A block of data
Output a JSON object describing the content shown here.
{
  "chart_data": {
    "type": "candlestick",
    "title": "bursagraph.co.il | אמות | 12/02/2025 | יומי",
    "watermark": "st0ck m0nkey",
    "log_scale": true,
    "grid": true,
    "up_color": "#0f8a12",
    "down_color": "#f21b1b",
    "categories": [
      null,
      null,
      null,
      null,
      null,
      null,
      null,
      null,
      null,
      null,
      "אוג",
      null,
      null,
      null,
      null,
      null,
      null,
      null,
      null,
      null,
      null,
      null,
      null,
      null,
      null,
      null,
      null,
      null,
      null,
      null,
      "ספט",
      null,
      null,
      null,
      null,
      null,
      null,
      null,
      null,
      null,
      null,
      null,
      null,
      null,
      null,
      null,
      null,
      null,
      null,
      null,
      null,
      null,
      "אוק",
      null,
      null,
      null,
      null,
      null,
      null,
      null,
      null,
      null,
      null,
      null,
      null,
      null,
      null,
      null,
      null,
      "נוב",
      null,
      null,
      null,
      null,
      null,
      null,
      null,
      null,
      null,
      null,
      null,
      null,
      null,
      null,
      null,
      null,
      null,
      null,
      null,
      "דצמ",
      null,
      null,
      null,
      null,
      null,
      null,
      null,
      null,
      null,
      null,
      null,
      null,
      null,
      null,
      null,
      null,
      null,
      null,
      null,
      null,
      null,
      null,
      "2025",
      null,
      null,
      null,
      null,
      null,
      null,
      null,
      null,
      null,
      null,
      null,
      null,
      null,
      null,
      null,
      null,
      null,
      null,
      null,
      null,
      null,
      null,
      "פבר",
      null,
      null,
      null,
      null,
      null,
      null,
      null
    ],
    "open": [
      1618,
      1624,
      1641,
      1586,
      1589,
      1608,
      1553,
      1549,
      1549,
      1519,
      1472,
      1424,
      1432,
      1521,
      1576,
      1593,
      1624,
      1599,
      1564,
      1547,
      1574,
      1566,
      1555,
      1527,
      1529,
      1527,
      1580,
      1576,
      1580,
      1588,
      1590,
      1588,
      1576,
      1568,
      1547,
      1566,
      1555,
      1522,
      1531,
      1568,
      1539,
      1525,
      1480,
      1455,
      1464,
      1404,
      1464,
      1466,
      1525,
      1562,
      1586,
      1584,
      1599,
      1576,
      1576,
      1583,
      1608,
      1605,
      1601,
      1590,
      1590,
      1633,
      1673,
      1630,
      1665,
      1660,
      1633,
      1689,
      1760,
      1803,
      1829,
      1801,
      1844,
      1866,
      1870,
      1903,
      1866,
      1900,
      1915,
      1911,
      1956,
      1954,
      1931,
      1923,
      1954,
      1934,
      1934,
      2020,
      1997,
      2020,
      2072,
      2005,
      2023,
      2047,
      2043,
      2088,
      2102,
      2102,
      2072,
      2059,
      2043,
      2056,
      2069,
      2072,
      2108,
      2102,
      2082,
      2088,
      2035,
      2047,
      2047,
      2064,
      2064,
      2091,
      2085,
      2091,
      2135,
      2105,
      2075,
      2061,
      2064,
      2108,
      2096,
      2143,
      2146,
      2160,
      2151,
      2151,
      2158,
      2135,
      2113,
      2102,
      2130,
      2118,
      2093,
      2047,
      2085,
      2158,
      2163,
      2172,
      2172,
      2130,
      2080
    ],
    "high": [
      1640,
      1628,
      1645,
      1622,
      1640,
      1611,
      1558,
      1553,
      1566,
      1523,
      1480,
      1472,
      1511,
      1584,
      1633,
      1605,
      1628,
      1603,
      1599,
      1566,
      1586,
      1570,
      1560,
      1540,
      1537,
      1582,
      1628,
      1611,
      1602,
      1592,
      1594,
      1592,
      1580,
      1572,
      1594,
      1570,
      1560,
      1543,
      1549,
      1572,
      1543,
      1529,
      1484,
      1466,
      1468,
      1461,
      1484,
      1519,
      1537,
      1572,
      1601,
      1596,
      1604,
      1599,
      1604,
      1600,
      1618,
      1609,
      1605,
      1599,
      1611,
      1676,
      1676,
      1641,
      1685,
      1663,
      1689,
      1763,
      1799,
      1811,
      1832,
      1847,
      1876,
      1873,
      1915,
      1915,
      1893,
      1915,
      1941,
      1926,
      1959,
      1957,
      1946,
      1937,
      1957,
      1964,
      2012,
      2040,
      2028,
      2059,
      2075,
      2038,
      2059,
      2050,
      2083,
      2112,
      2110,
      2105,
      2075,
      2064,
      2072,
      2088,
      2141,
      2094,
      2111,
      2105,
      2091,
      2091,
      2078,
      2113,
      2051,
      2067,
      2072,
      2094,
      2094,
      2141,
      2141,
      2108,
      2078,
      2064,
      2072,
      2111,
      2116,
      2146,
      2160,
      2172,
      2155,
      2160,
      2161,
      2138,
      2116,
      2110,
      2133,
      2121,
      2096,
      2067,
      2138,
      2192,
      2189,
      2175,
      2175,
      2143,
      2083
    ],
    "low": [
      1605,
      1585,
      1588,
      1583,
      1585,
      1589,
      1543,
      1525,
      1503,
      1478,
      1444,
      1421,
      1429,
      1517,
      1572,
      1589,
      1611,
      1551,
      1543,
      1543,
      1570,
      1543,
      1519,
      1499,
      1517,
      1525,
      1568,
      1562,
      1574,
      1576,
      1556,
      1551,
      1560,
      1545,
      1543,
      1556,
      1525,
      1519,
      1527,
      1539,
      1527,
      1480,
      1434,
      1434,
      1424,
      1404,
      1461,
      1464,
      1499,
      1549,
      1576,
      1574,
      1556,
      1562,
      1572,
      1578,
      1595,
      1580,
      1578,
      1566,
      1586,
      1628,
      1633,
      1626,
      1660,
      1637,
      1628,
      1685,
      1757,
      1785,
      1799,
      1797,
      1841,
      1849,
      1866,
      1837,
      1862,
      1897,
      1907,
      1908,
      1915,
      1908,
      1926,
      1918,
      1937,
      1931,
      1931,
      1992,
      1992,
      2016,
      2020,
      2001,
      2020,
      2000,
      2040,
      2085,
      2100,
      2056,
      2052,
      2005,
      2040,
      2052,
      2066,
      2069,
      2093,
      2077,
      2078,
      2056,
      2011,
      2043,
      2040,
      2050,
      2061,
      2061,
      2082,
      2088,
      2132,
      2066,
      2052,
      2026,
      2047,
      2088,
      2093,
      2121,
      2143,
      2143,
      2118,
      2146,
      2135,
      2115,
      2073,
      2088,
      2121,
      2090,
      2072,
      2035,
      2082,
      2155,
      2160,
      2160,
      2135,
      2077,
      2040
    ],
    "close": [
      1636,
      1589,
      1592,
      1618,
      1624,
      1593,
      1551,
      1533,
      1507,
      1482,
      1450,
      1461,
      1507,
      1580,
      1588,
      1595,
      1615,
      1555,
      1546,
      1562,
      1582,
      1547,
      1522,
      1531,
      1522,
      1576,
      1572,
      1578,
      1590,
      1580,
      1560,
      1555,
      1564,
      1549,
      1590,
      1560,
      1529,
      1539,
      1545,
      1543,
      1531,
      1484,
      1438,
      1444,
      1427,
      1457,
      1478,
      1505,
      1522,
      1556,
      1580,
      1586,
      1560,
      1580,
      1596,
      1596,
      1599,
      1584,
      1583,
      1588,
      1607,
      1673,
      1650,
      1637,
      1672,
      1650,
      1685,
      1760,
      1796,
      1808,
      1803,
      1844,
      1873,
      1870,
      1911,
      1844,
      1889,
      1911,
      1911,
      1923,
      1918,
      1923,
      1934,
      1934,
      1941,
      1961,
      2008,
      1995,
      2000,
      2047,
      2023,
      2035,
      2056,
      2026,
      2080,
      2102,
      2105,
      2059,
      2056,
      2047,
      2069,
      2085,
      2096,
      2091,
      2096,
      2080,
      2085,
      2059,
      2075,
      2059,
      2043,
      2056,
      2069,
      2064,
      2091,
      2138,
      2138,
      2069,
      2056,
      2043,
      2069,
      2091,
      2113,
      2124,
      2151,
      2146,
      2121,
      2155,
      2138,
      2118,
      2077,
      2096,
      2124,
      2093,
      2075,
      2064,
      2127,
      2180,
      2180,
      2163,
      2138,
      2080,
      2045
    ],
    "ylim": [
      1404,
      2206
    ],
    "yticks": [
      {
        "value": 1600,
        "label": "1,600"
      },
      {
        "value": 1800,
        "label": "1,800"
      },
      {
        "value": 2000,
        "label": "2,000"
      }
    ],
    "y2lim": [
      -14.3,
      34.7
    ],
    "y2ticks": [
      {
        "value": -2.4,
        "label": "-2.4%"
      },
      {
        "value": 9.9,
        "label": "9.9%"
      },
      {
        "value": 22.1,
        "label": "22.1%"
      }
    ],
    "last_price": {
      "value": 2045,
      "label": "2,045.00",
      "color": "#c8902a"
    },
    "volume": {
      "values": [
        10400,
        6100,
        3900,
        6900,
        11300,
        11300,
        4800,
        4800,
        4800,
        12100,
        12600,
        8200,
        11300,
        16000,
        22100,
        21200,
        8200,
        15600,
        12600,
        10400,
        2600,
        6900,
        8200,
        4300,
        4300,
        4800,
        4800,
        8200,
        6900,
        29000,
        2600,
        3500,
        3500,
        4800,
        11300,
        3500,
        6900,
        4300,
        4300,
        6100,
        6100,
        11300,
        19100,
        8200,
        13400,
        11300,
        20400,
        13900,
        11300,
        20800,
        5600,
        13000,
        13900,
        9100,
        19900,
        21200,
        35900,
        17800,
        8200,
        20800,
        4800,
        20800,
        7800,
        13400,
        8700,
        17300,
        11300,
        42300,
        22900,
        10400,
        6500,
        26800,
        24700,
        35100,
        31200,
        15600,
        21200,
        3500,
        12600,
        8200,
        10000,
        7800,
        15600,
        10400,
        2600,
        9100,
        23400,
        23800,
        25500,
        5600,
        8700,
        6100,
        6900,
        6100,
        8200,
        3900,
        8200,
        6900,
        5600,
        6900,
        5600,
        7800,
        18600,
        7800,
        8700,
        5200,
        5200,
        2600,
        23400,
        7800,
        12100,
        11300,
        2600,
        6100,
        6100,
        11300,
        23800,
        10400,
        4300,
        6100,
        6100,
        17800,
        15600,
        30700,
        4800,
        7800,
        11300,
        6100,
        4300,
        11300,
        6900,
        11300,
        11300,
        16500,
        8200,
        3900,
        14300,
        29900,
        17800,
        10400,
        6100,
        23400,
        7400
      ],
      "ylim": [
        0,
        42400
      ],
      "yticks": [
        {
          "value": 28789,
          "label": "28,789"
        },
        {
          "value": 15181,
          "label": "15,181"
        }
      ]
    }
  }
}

**REQUIRED WORK**.
Report all lines of the data above that include the string "label".

**TASK SOLUTION**.
        "label": "1,600"
        "label": "1,800"
        "label": "2,000"
        "label": "-2.4%"
        "label": "9.9%"
        "label": "22.1%"
      "label": "2,045.00",
          "label": "28,789"
          "label": "15,181"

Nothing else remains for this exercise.